- _Work instructions_:
Take every line that has the string "gmail" and copy it out.

-- START Recorded information --

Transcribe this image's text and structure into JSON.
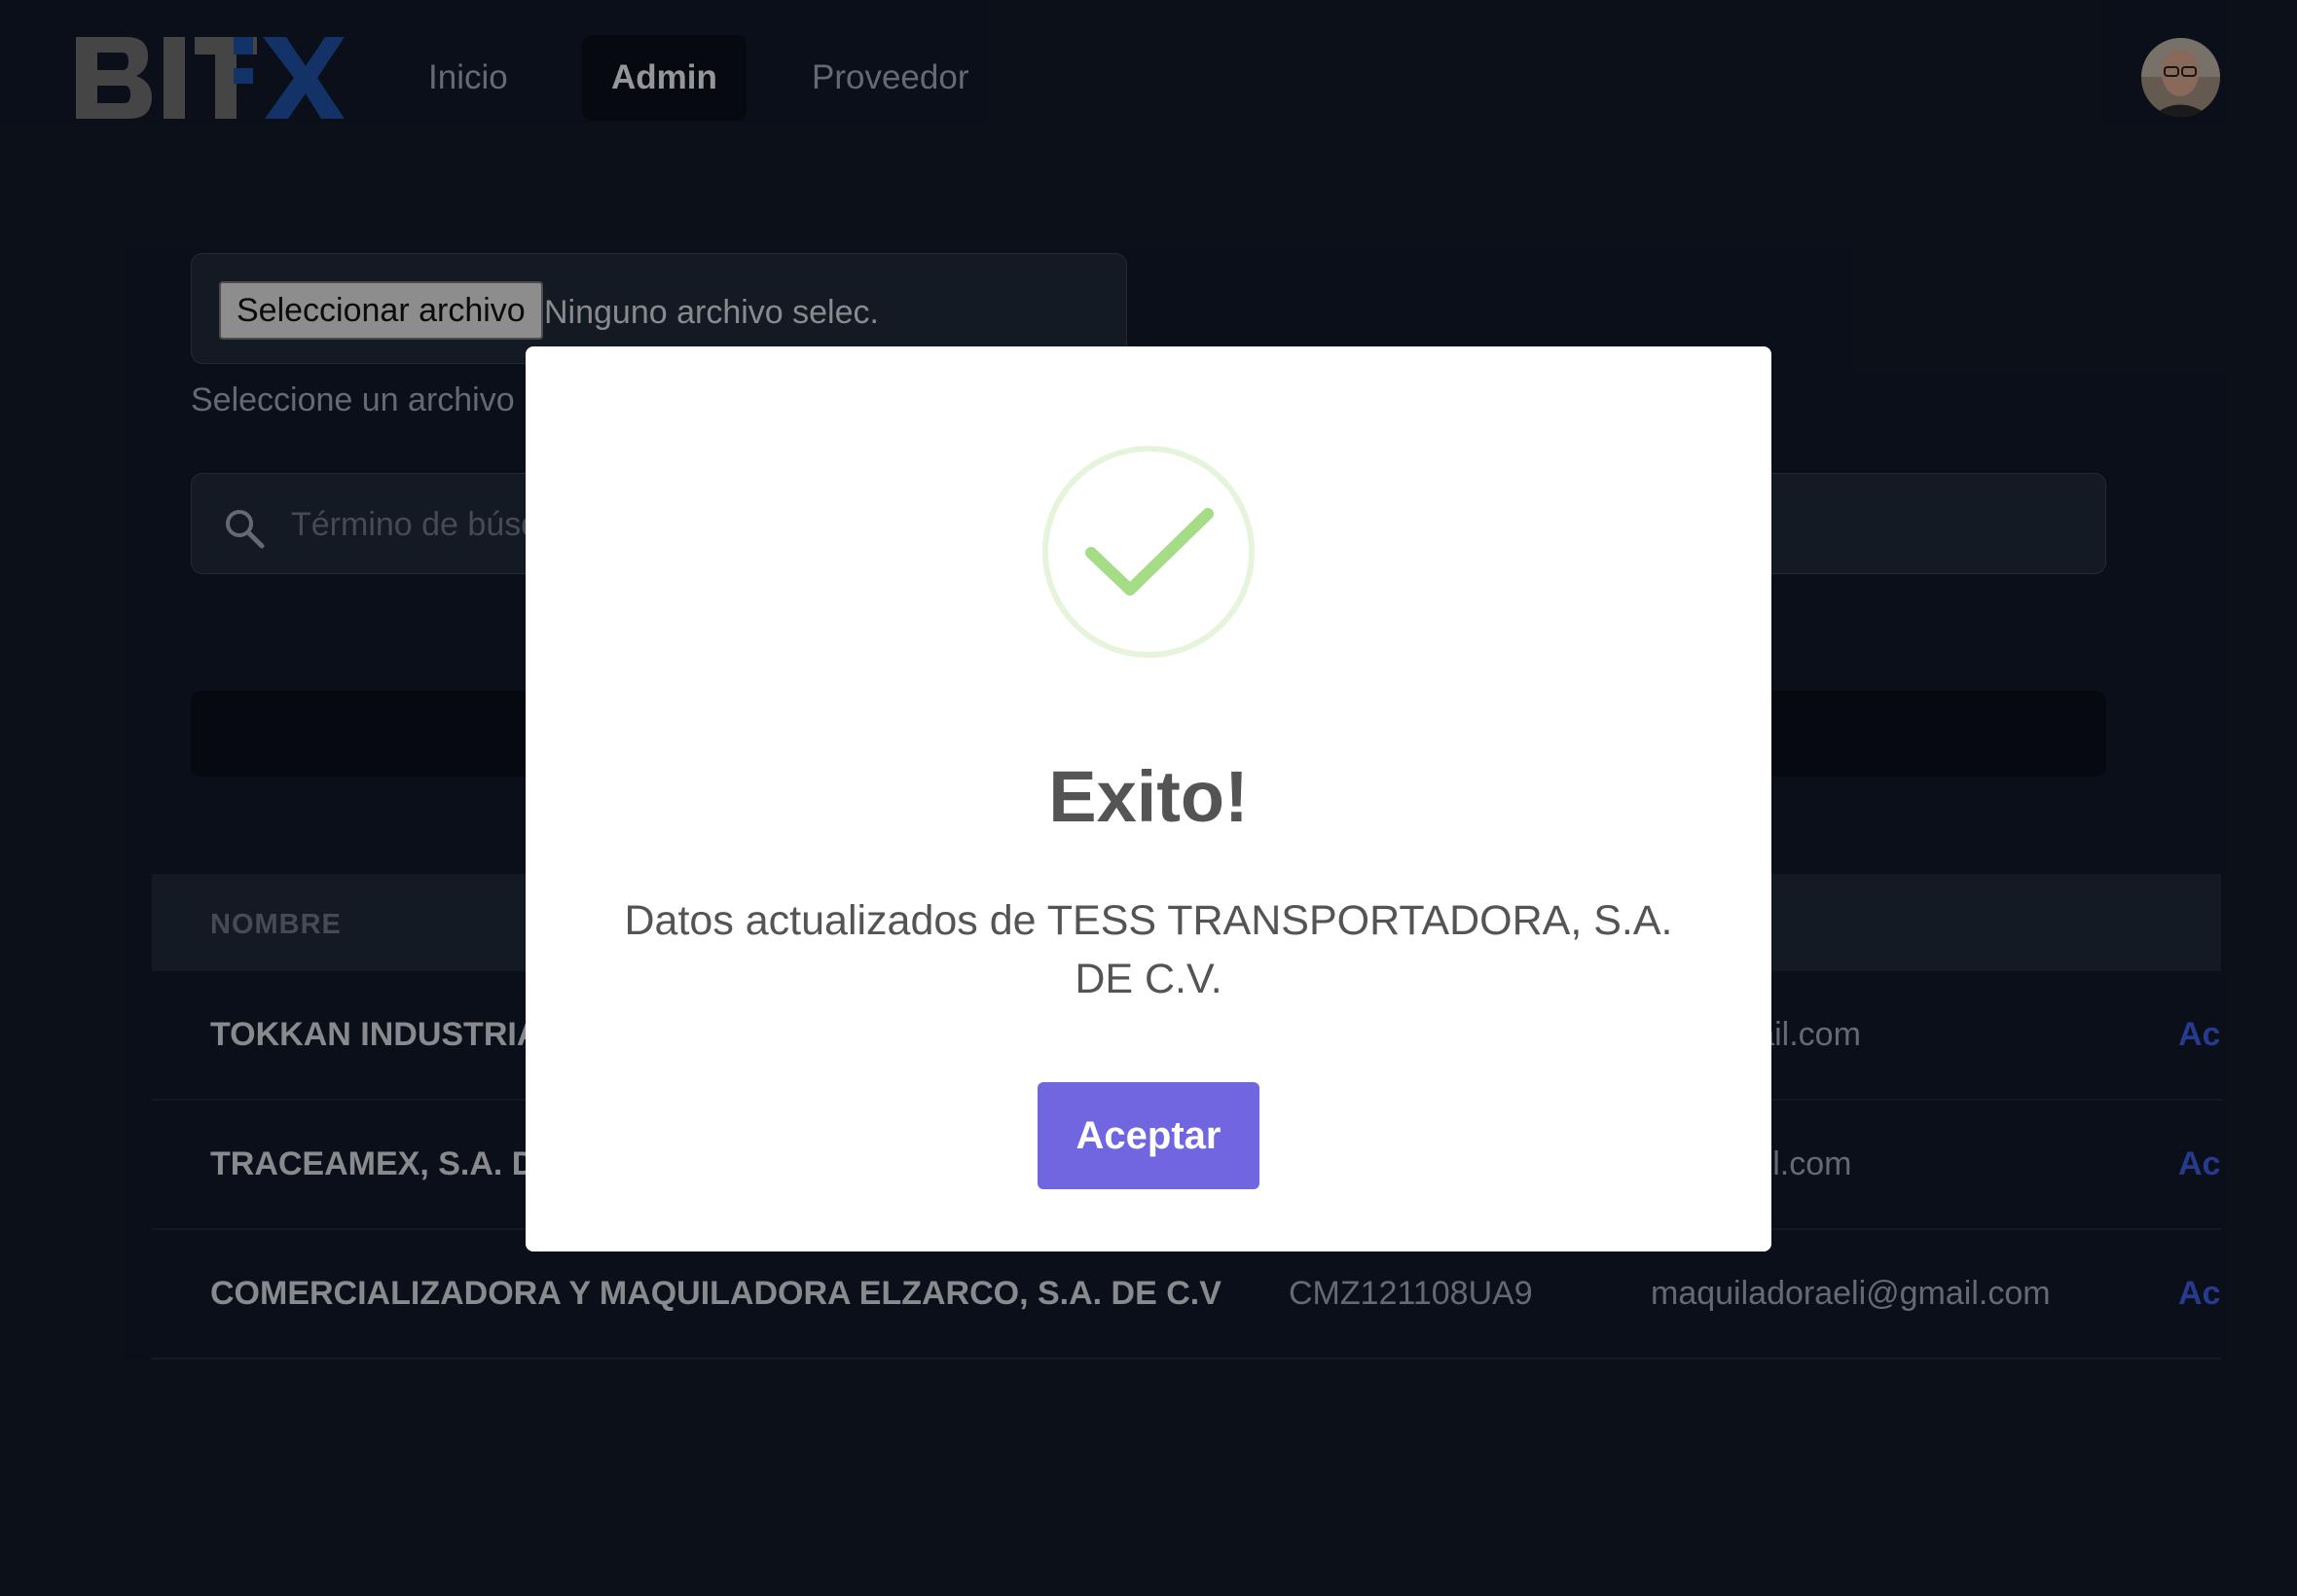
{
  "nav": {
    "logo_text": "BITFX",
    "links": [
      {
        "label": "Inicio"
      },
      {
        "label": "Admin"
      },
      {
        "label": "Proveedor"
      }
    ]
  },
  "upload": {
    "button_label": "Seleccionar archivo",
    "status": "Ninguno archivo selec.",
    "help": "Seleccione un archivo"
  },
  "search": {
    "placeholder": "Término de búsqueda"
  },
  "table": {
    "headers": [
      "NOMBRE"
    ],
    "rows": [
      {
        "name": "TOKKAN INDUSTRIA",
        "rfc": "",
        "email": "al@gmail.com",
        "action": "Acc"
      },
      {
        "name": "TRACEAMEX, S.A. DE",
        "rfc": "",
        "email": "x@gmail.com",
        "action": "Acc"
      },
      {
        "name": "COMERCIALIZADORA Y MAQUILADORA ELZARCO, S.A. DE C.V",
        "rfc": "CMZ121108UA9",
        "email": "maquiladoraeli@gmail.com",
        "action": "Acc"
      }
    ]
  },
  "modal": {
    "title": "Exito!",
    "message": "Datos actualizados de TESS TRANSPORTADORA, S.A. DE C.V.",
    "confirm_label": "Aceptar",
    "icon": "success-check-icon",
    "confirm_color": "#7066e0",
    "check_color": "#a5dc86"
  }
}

-- END Recorded information --

- _Result of the task_:
        "email": "al@gmail.com",
        "email": "x@gmail.com",
        "email": "maquiladoraeli@gmail.com",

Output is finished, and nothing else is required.